— begin Given data —

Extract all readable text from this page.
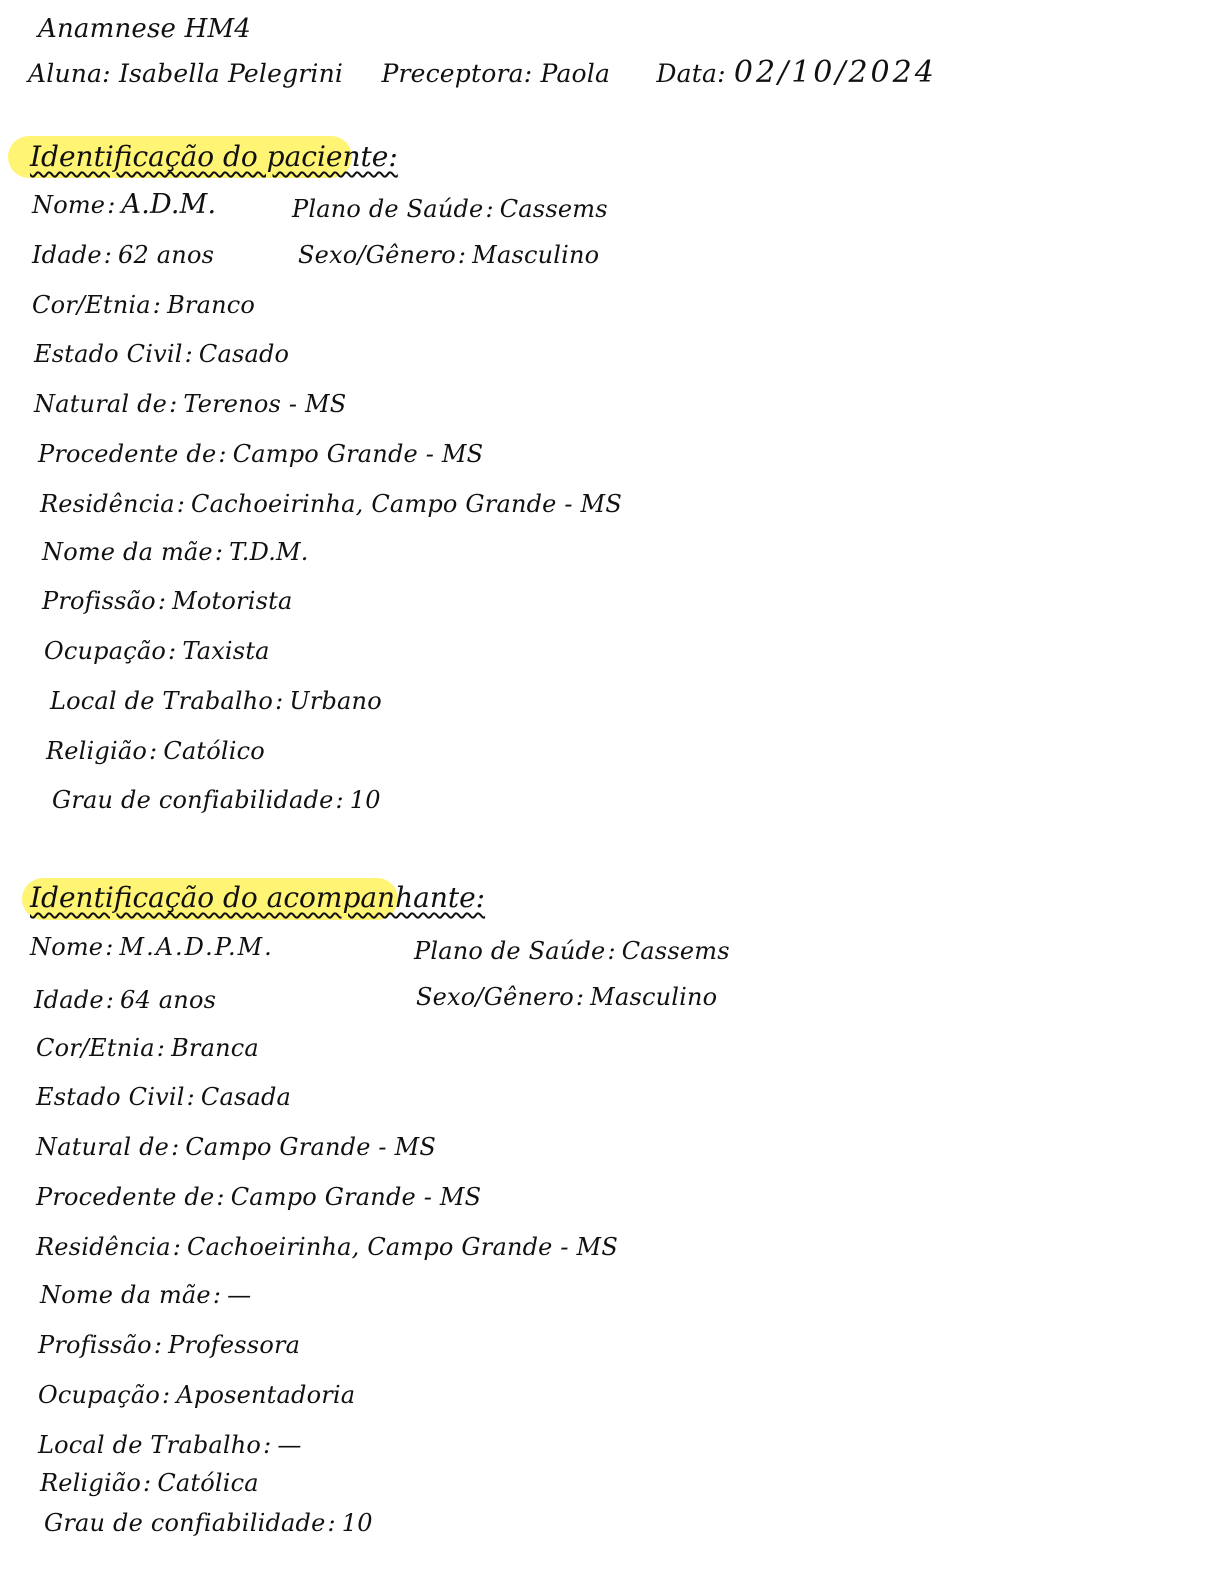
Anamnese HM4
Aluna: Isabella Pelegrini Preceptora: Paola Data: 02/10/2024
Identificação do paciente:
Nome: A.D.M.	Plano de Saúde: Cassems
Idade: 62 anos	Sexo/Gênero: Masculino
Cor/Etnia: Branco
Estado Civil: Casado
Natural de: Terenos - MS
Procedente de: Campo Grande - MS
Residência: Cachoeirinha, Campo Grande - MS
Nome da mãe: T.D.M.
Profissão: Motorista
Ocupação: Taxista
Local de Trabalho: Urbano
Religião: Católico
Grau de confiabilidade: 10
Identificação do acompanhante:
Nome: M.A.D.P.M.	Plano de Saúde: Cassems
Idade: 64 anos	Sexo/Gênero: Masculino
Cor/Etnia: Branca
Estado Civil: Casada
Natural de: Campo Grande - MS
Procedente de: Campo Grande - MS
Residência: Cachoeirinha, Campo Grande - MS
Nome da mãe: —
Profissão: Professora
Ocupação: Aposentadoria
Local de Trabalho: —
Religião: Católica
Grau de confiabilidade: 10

— end Given data —
— begin Given data —

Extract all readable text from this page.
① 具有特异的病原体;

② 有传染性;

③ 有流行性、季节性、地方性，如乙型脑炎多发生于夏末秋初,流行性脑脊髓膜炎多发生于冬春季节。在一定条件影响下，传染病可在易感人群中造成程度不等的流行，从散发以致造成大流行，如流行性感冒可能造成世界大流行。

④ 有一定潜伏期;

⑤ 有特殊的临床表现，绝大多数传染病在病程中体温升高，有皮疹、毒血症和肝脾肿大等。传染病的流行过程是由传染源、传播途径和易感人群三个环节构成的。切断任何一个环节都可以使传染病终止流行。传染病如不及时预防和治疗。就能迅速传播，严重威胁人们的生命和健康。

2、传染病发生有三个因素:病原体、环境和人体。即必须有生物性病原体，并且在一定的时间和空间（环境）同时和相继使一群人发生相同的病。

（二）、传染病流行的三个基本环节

— end Given data —

### Challenge
In the entries above, find lines with "Sexo" and copy each.

### Complete answer
Idade: 62 anos	Sexo/Gênero: Masculino
Idade: 64 anos	Sexo/Gênero: Masculino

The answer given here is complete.